● Task description
Exactly repeat the material, dropping every picture from the copy.

● Task input

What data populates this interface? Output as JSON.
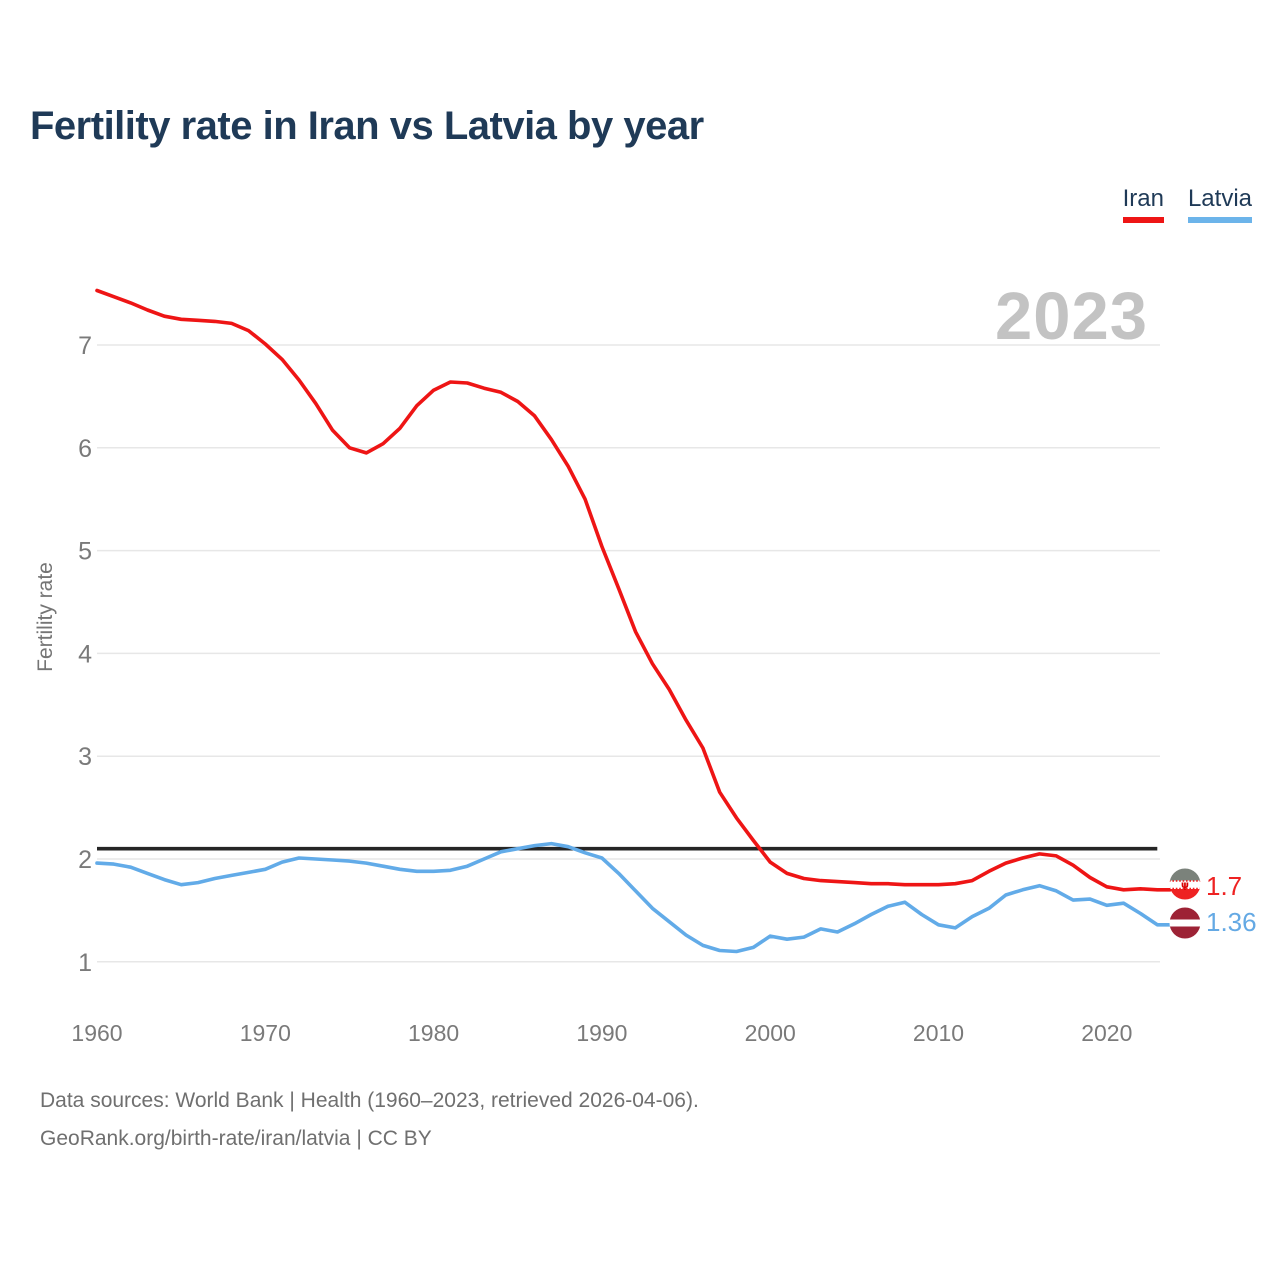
{
  "page": {
    "title": "Fertility rate in Iran vs Latvia by year",
    "watermark_year": "2023"
  },
  "legend": {
    "items": [
      {
        "label": "Iran",
        "color": "#ee1515"
      },
      {
        "label": "Latvia",
        "color": "#6cb4ea"
      }
    ]
  },
  "end_labels": {
    "iran": {
      "text": "1.7",
      "color": "#ee2222"
    },
    "latvia": {
      "text": "1.36",
      "color": "#64a9e4"
    }
  },
  "icons": {
    "iran_flag": "iran-flag-circle",
    "latvia_flag": "latvia-flag-circle"
  },
  "footer": {
    "line1": "Data sources: World Bank | Health (1960–2023, retrieved 2026-04-06).",
    "line2": "GeoRank.org/birth-rate/iran/latvia | CC BY"
  },
  "chart_data": {
    "type": "line",
    "title": "Fertility rate in Iran vs Latvia by year",
    "xlabel": "",
    "ylabel": "Fertility rate",
    "grid": "horizontal",
    "legend_position": "top-right",
    "ylim": [
      0.6,
      7.75
    ],
    "xlim": [
      1960,
      2023
    ],
    "yticks": [
      1,
      2,
      3,
      4,
      5,
      6,
      7
    ],
    "xticks": [
      1960,
      1970,
      1980,
      1990,
      2000,
      2010,
      2020
    ],
    "reference_line": {
      "value": 2.1,
      "color": "#262626"
    },
    "watermark": "2023",
    "x_years": [
      1960,
      1961,
      1962,
      1963,
      1964,
      1965,
      1966,
      1967,
      1968,
      1969,
      1970,
      1971,
      1972,
      1973,
      1974,
      1975,
      1976,
      1977,
      1978,
      1979,
      1980,
      1981,
      1982,
      1983,
      1984,
      1985,
      1986,
      1987,
      1988,
      1989,
      1990,
      1991,
      1992,
      1993,
      1994,
      1995,
      1996,
      1997,
      1998,
      1999,
      2000,
      2001,
      2002,
      2003,
      2004,
      2005,
      2006,
      2007,
      2008,
      2009,
      2010,
      2011,
      2012,
      2013,
      2014,
      2015,
      2016,
      2017,
      2018,
      2019,
      2020,
      2021,
      2022,
      2023
    ],
    "series": [
      {
        "name": "Iran",
        "color": "#ee1515",
        "values": [
          7.53,
          7.47,
          7.41,
          7.34,
          7.28,
          7.25,
          7.24,
          7.23,
          7.21,
          7.14,
          7.01,
          6.86,
          6.66,
          6.43,
          6.17,
          6.0,
          5.95,
          6.04,
          6.19,
          6.41,
          6.56,
          6.64,
          6.63,
          6.58,
          6.54,
          6.45,
          6.31,
          6.08,
          5.82,
          5.5,
          5.04,
          4.63,
          4.21,
          3.9,
          3.65,
          3.35,
          3.08,
          2.65,
          2.4,
          2.18,
          1.97,
          1.86,
          1.81,
          1.79,
          1.78,
          1.77,
          1.76,
          1.76,
          1.75,
          1.75,
          1.75,
          1.76,
          1.79,
          1.88,
          1.96,
          2.01,
          2.05,
          2.03,
          1.94,
          1.82,
          1.73,
          1.7,
          1.71,
          1.7
        ]
      },
      {
        "name": "Latvia",
        "color": "#62abe8",
        "values": [
          1.96,
          1.95,
          1.92,
          1.86,
          1.8,
          1.75,
          1.77,
          1.81,
          1.84,
          1.87,
          1.9,
          1.97,
          2.01,
          2.0,
          1.99,
          1.98,
          1.96,
          1.93,
          1.9,
          1.88,
          1.88,
          1.89,
          1.93,
          2.0,
          2.07,
          2.1,
          2.13,
          2.15,
          2.12,
          2.06,
          2.01,
          1.86,
          1.69,
          1.52,
          1.39,
          1.26,
          1.16,
          1.11,
          1.1,
          1.14,
          1.25,
          1.22,
          1.24,
          1.32,
          1.29,
          1.37,
          1.46,
          1.54,
          1.58,
          1.46,
          1.36,
          1.33,
          1.44,
          1.52,
          1.65,
          1.7,
          1.74,
          1.69,
          1.6,
          1.61,
          1.55,
          1.57,
          1.47,
          1.36
        ]
      }
    ]
  }
}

● Answer below
What data populates this interface? Output as JSON.
{
  "page": {
    "title": "Fertility rate in Iran vs Latvia by year",
    "watermark_year": "2023"
  },
  "legend": {
    "items": [
      {
        "label": "Iran",
        "color": "#ee1515"
      },
      {
        "label": "Latvia",
        "color": "#6cb4ea"
      }
    ]
  },
  "end_labels": {
    "iran": {
      "text": "1.7",
      "color": "#ee2222"
    },
    "latvia": {
      "text": "1.36",
      "color": "#64a9e4"
    }
  },
  "icons": {
    "iran_flag": "iran-flag-circle",
    "latvia_flag": "latvia-flag-circle"
  },
  "footer": {
    "line1": "Data sources: World Bank | Health (1960–2023, retrieved 2026-04-06).",
    "line2": "GeoRank.org/birth-rate/iran/latvia | CC BY"
  },
  "chart_data": {
    "type": "line",
    "title": "Fertility rate in Iran vs Latvia by year",
    "xlabel": "",
    "ylabel": "Fertility rate",
    "grid": "horizontal",
    "legend_position": "top-right",
    "ylim": [
      0.6,
      7.75
    ],
    "xlim": [
      1960,
      2023
    ],
    "yticks": [
      1,
      2,
      3,
      4,
      5,
      6,
      7
    ],
    "xticks": [
      1960,
      1970,
      1980,
      1990,
      2000,
      2010,
      2020
    ],
    "reference_line": {
      "value": 2.1,
      "color": "#262626"
    },
    "watermark": "2023",
    "x_years": [
      1960,
      1961,
      1962,
      1963,
      1964,
      1965,
      1966,
      1967,
      1968,
      1969,
      1970,
      1971,
      1972,
      1973,
      1974,
      1975,
      1976,
      1977,
      1978,
      1979,
      1980,
      1981,
      1982,
      1983,
      1984,
      1985,
      1986,
      1987,
      1988,
      1989,
      1990,
      1991,
      1992,
      1993,
      1994,
      1995,
      1996,
      1997,
      1998,
      1999,
      2000,
      2001,
      2002,
      2003,
      2004,
      2005,
      2006,
      2007,
      2008,
      2009,
      2010,
      2011,
      2012,
      2013,
      2014,
      2015,
      2016,
      2017,
      2018,
      2019,
      2020,
      2021,
      2022,
      2023
    ],
    "series": [
      {
        "name": "Iran",
        "color": "#ee1515",
        "values": [
          7.53,
          7.47,
          7.41,
          7.34,
          7.28,
          7.25,
          7.24,
          7.23,
          7.21,
          7.14,
          7.01,
          6.86,
          6.66,
          6.43,
          6.17,
          6.0,
          5.95,
          6.04,
          6.19,
          6.41,
          6.56,
          6.64,
          6.63,
          6.58,
          6.54,
          6.45,
          6.31,
          6.08,
          5.82,
          5.5,
          5.04,
          4.63,
          4.21,
          3.9,
          3.65,
          3.35,
          3.08,
          2.65,
          2.4,
          2.18,
          1.97,
          1.86,
          1.81,
          1.79,
          1.78,
          1.77,
          1.76,
          1.76,
          1.75,
          1.75,
          1.75,
          1.76,
          1.79,
          1.88,
          1.96,
          2.01,
          2.05,
          2.03,
          1.94,
          1.82,
          1.73,
          1.7,
          1.71,
          1.7
        ]
      },
      {
        "name": "Latvia",
        "color": "#62abe8",
        "values": [
          1.96,
          1.95,
          1.92,
          1.86,
          1.8,
          1.75,
          1.77,
          1.81,
          1.84,
          1.87,
          1.9,
          1.97,
          2.01,
          2.0,
          1.99,
          1.98,
          1.96,
          1.93,
          1.9,
          1.88,
          1.88,
          1.89,
          1.93,
          2.0,
          2.07,
          2.1,
          2.13,
          2.15,
          2.12,
          2.06,
          2.01,
          1.86,
          1.69,
          1.52,
          1.39,
          1.26,
          1.16,
          1.11,
          1.1,
          1.14,
          1.25,
          1.22,
          1.24,
          1.32,
          1.29,
          1.37,
          1.46,
          1.54,
          1.58,
          1.46,
          1.36,
          1.33,
          1.44,
          1.52,
          1.65,
          1.7,
          1.74,
          1.69,
          1.6,
          1.61,
          1.55,
          1.57,
          1.47,
          1.36
        ]
      }
    ]
  }
}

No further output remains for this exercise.